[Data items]
····················
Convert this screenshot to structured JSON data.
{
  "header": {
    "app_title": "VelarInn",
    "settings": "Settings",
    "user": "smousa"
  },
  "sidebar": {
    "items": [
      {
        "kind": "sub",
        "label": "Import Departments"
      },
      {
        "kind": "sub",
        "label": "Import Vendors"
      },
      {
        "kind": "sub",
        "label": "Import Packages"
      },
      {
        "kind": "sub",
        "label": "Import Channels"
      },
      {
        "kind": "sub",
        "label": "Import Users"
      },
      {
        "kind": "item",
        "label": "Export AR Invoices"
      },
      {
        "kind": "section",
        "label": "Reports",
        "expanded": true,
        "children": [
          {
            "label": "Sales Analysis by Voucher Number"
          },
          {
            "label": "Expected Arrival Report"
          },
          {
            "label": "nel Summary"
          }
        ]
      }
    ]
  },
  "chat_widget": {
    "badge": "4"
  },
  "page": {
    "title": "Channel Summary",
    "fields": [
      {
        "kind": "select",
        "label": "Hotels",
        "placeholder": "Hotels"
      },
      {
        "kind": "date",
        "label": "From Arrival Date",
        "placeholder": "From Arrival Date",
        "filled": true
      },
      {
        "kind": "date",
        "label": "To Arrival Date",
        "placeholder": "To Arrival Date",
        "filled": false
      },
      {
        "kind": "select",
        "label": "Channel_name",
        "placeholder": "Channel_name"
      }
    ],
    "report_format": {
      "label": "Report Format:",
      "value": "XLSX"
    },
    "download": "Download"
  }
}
····················
Give the listing above again, word for word.

*RESPONSE TO THE TASK*:
Convert this screenshot to structured JSON data.
{
  "header": {
    "app_title": "VelarInn",
    "settings": "Settings",
    "user": "smousa"
  },
  "sidebar": {
    "items": [
      {
        "kind": "sub",
        "label": "Import Departments"
      },
      {
        "kind": "sub",
        "label": "Import Vendors"
      },
      {
        "kind": "sub",
        "label": "Import Packages"
      },
      {
        "kind": "sub",
        "label": "Import Channels"
      },
      {
        "kind": "sub",
        "label": "Import Users"
      },
      {
        "kind": "item",
        "label": "Export AR Invoices"
      },
      {
        "kind": "section",
        "label": "Reports",
        "expanded": true,
        "children": [
          {
            "label": "Sales Analysis by Voucher Number"
          },
          {
            "label": "Expected Arrival Report"
          },
          {
            "label": "nel Summary"
          }
        ]
      }
    ]
  },
  "chat_widget": {
    "badge": "4"
  },
  "page": {
    "title": "Channel Summary",
    "fields": [
      {
        "kind": "select",
        "label": "Hotels",
        "placeholder": "Hotels"
      },
      {
        "kind": "date",
        "label": "From Arrival Date",
        "placeholder": "From Arrival Date",
        "filled": true
      },
      {
        "kind": "date",
        "label": "To Arrival Date",
        "placeholder": "To Arrival Date",
        "filled": false
      },
      {
        "kind": "select",
        "label": "Channel_name",
        "placeholder": "Channel_name"
      }
    ],
    "report_format": {
      "label": "Report Format:",
      "value": "XLSX"
    },
    "download": "Download"
  }
}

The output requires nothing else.